--- EXTRAIT RETENU ---

Encore faut-il que le grand argentier obtienne satisfaction car l’opposition sourde à ses injonctions de réformes ne vient pas actuellement de la population, du moins pas encore. C’est le système politico-financier qui ne veut rien entendre mais pas pour les bonnes raisons. Il ne s’agit pas ici de sentiment nationaliste ou de vigilance en matière de souveraineté mais de volonté de perpétuer les choses telles qu’elles sont et telles qu’elles ont toujours été. Le jeu de dupe des banques le démontre bien. Promptes à geler l’épargne des Libanais, elles refusent de payer leur écot à la crise et ne veulent pas entendre d’une remise en cause de leur mode de fonctionnement peu conforme aux exigences internationales en matière de transparence.
La nature du système politique libanais est aussi à mettre en accusation. Il ne s’agit pas ici d’aborder la question du confessionnalisme qui est bien plus délicate à aborder qu’on ne le croit. Il est facile de réclamer un État civil quand on vit tranquillement dans un pays laïc où il n’existe pas une mosaïque de confessions au passé commun souvent marqué par la violence et les divisions sectaires. Par contre, confessionnalisme ou pas, on ne peut qu’être écoeuré par l’immobilisme, le clientélisme et la corruption qui caractérisent l’ensemble des acteurs politiques majeurs, et cela sans aucune exception.
Tous sont persuadés que, tôt ou tard, les grandes puissances se décideront à allonger l’argent qui servira à gagner quelques répits sans pour autant régler les problèmes de fond. Mais l’environnement international change. Même s’il a une place à part dans la perception occidentale, le Liban est aussi confronté à la volonté américaine de mettre au pas l’Iran et ses alliés régionaux dont le Hezbollah. Cela est porteur de risques importants de déstabilisation car l’on sent bien que l’habituelle rengaine des « chiites contre les sunnites » est agitée ici et là comme si le pays glissait irrémédiablement vers un nouveau type de confrontation confessionnelle. Et là encore, on se demande bien quelle est la stratégie des dirigeants libanais.

---

CONSIGNE:
Recopiez à l'identique le passage de l'extrait sur la crise libanaise qui commence par les mots « Encore faut-il que » et se termine par « matière de transparence. ».

--- DONNÉES FOURNIES ---

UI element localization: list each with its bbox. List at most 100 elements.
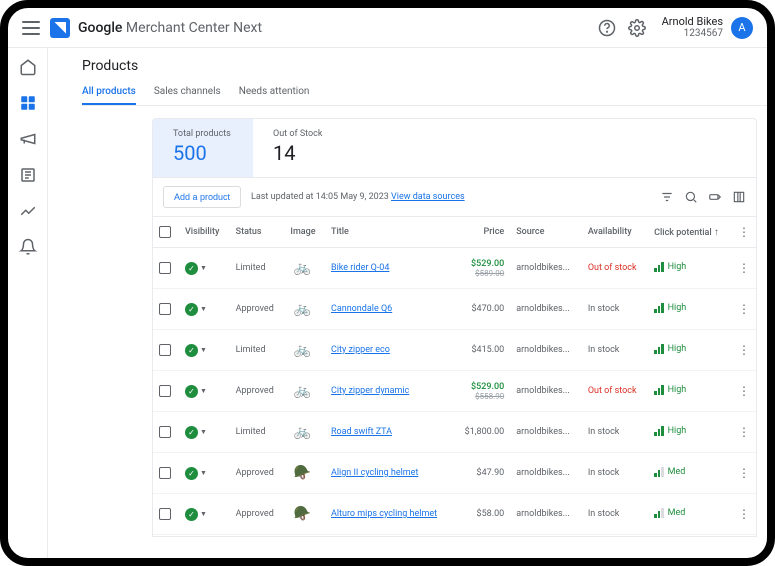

---

RÉPONSE:
Encore faut-il que le grand argentier obtienne satisfaction car l’opposition sourde à ses injonctions de réformes ne vient pas actuellement de la population, du moins pas encore. C’est le système politico-financier qui ne veut rien entendre mais pas pour les bonnes raisons. Il ne s’agit pas ici de sentiment nationaliste ou de vigilance en matière de souveraineté mais de volonté de perpétuer les choses telles qu’elles sont et telles qu’elles ont toujours été. Le jeu de dupe des banques le démontre bien. Promptes à geler l’épargne des Libanais, elles refusent de payer leur écot à la crise et ne veulent pas entendre d’une remise en cause de leur mode de fonctionnement peu conforme aux exigences internationales en matière de transparence.